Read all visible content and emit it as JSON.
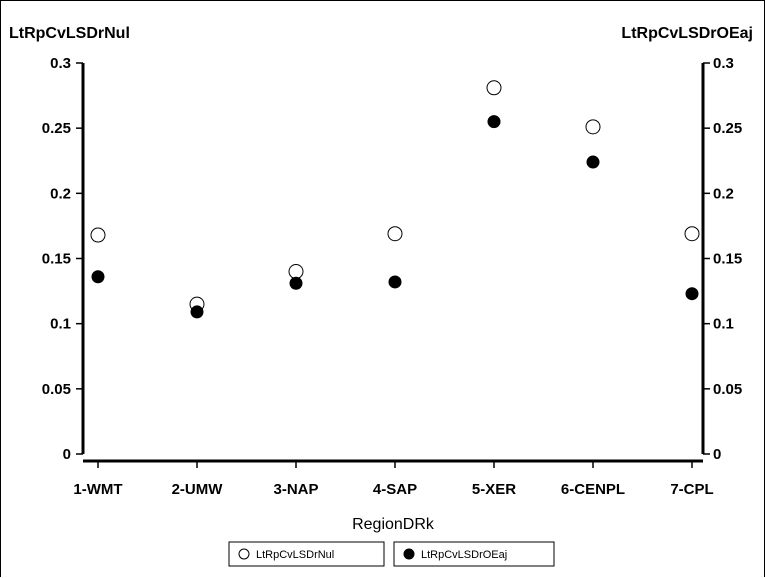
{
  "chart_data": {
    "type": "scatter",
    "left_axis_label": "LtRpCvLSDrNul",
    "right_axis_label": "LtRpCvLSDrOEaj",
    "xlabel": "RegionDRk",
    "categories": [
      "1-WMT",
      "2-UMW",
      "3-NAP",
      "4-SAP",
      "5-XER",
      "6-CENPL",
      "7-CPL"
    ],
    "ylim": [
      0,
      0.3
    ],
    "yticks": [
      "0",
      "0.05",
      "0.1",
      "0.15",
      "0.2",
      "0.25",
      "0.3"
    ],
    "ytick_values": [
      0,
      0.05,
      0.1,
      0.15,
      0.2,
      0.25,
      0.3
    ],
    "series": [
      {
        "name": "LtRpCvLSDrNul",
        "marker": "open-circle",
        "values": [
          0.168,
          0.115,
          0.14,
          0.169,
          0.281,
          0.251,
          0.169
        ]
      },
      {
        "name": "LtRpCvLSDrOEaj",
        "marker": "filled-circle",
        "values": [
          0.136,
          0.109,
          0.131,
          0.132,
          0.255,
          0.224,
          0.123
        ]
      }
    ],
    "grid": false,
    "legend_position": "bottom-center"
  }
}
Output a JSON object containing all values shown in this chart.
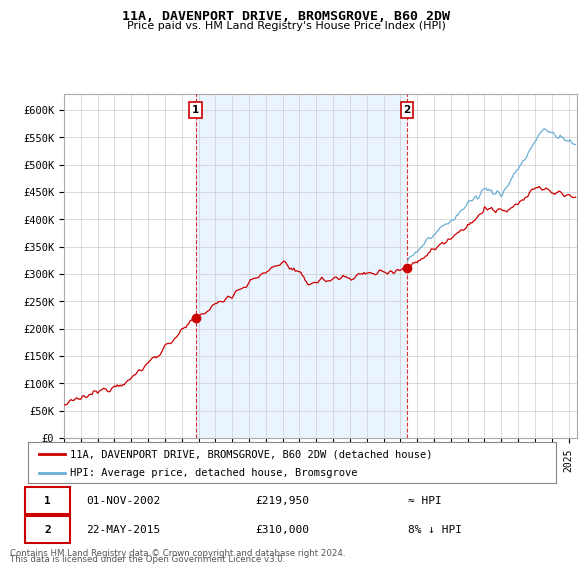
{
  "title": "11A, DAVENPORT DRIVE, BROMSGROVE, B60 2DW",
  "subtitle": "Price paid vs. HM Land Registry's House Price Index (HPI)",
  "ylabel_ticks": [
    "£0",
    "£50K",
    "£100K",
    "£150K",
    "£200K",
    "£250K",
    "£300K",
    "£350K",
    "£400K",
    "£450K",
    "£500K",
    "£550K",
    "£600K"
  ],
  "ylim": [
    0,
    630000
  ],
  "ytick_vals": [
    0,
    50000,
    100000,
    150000,
    200000,
    250000,
    300000,
    350000,
    400000,
    450000,
    500000,
    550000,
    600000
  ],
  "sale1_date": 2002.83,
  "sale1_price": 219950,
  "sale1_label": "1",
  "sale2_date": 2015.38,
  "sale2_price": 310000,
  "sale2_label": "2",
  "hpi_color": "#6baed6",
  "price_color": "#cc0000",
  "vline_color": "#cc0000",
  "fill_color": "#ddeeff",
  "plot_bg": "#ffffff",
  "legend_entry1": "11A, DAVENPORT DRIVE, BROMSGROVE, B60 2DW (detached house)",
  "legend_entry2": "HPI: Average price, detached house, Bromsgrove",
  "note1_date": "01-NOV-2002",
  "note1_price": "£219,950",
  "note1_rel": "≈ HPI",
  "note2_date": "22-MAY-2015",
  "note2_price": "£310,000",
  "note2_rel": "8% ↓ HPI",
  "footer": "Contains HM Land Registry data © Crown copyright and database right 2024.\nThis data is licensed under the Open Government Licence v3.0."
}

# REQUIRED TASK:
Among the entries above, how many lines include the word "DAVENPORT"? Reply with the number only.

# RIGHT ANSWER:
2